Here’s a little example sMash app showing how to authenticate with Twitter using OAuth. If you’re not familiar with OAuth, here’s a good introduction (part II is especially useful).

This example uses the signpost OAuth library. The code is based on this simple signpost example.

Note: This sample won’t work out of the box on z/OS CICS due to what seems to be a minor issue in the signpost library. To work around this, for now you’ll need patched versions of the signpost classes in the app’s /classes directory. Let me know if you need a hand with this.

Getting the sample app

Add the soal.org repo to your modulegroup and create a new app from the sample app:

zero modulegroup addurl http://soal.org/sMash/repo
zero create myTwitterOAuth from soal:twitterOAuth

Alternatively, just download the zipped app. The code is also on GitHub.

Before you start it up

Authenticated applications access data directly from twitter.com on behalf of a Twitter user. In other words, a user tells Twitter that they grant the app the right to access their Twitter account. For this reason, apps must be individually registered with Twitter.

You can register apps on dev.twitter.com. For each app you register, you get an OAuth key and security token, which the app must use to identify itself with Twitter. You should register your instance of this app with Twitter to get your own tokens and replace the existing ones in config/zero.config.

This app illustrates both the PIN and the callback approach to OAuth verification. With the callback approach, the User is redirected back to a URI in the app after they have granted the app permission to access their account on twitter.com. Twitter does some basic sanity checks on the URIs it’s dealing with, so the callback mechanism will only work if the domain on which the app is running matches the domain of the callback URI registered with twitter. If you’re running the app from your workstation, you might want to register a callback URI off of Note that Twitter doesn’t access the callback URI directly – it’s a location to which the user’s browser is redirected.

• [Record extracts]

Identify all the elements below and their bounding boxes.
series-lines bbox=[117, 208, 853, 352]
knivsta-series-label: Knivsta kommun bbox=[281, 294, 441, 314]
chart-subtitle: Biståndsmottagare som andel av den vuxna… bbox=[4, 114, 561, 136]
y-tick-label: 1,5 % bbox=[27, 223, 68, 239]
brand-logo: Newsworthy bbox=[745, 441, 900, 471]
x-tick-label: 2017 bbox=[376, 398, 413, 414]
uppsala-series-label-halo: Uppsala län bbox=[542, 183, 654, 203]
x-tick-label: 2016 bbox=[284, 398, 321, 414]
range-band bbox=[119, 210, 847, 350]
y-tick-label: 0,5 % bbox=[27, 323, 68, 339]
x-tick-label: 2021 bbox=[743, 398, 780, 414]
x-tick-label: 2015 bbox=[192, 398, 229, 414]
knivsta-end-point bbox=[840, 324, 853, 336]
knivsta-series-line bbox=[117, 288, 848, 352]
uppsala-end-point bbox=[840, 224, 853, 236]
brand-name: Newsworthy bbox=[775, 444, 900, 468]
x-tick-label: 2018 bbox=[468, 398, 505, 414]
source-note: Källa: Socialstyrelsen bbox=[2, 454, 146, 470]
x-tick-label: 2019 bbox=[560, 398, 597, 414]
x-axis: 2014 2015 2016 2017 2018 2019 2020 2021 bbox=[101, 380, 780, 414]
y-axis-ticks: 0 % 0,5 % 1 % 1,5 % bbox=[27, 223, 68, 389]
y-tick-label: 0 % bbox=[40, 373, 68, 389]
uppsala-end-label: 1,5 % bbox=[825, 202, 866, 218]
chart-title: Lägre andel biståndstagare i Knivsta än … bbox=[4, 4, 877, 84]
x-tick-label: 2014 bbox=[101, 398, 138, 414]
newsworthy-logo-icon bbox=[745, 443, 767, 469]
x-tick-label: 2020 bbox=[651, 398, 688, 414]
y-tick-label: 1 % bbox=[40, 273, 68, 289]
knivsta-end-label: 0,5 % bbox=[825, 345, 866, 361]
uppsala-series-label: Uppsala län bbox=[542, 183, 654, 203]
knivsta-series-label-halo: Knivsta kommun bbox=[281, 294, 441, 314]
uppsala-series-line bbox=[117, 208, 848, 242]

• [Task requirements]
(a) In the Twitter OAuth sample article, which file holds the OAuth tokens that you should replace with your own?
(b) Continue the Twitter OAuth sample article from the point where it stops.

• [Answers for this exercise]
(a) config/zero.config

(b)
How it works

This simple example allows the app to access a single twitter account at a time. It consists of 4 scripts in /public. Here’s an overview of how they work together. Steps 1-3 only need to be done once.

  1. index.groovy checks to see whether the app is already authorised to access a twitter account. Initially this isn’t the case, so you get a choice of trying out the PIN or the callback mechanism to authorize the app.

  2. Depending on your choice, either usePIN.groovy or useCallback.groovy obtains a “Request Token” from Twitter, which it uses to initiate the authentication process on twitter.com. Both scripts then lead to verify.groovy – usePIN.groovy does so via a form submission and useCallback.groovy does so via a redirect from twitter.com.

  3. At this point, the user has authorised the app to access Twitter using their account. The last step is for the app to retrieve an “Access Token” from twitter.com, which it uses to perform operations on twitter.com the user’s behalf. verify.groovy does this and persists the Access Token the application’s global context Storage zone.

  4. If you follow the link back to index.groovy, it now displays the raw mentions data for the authorised account, using the tokens that were stored in the Storage zone in step 3. If you like, you can clear out this data and start again from step 1 by following the link to index.groovy?refresh=true.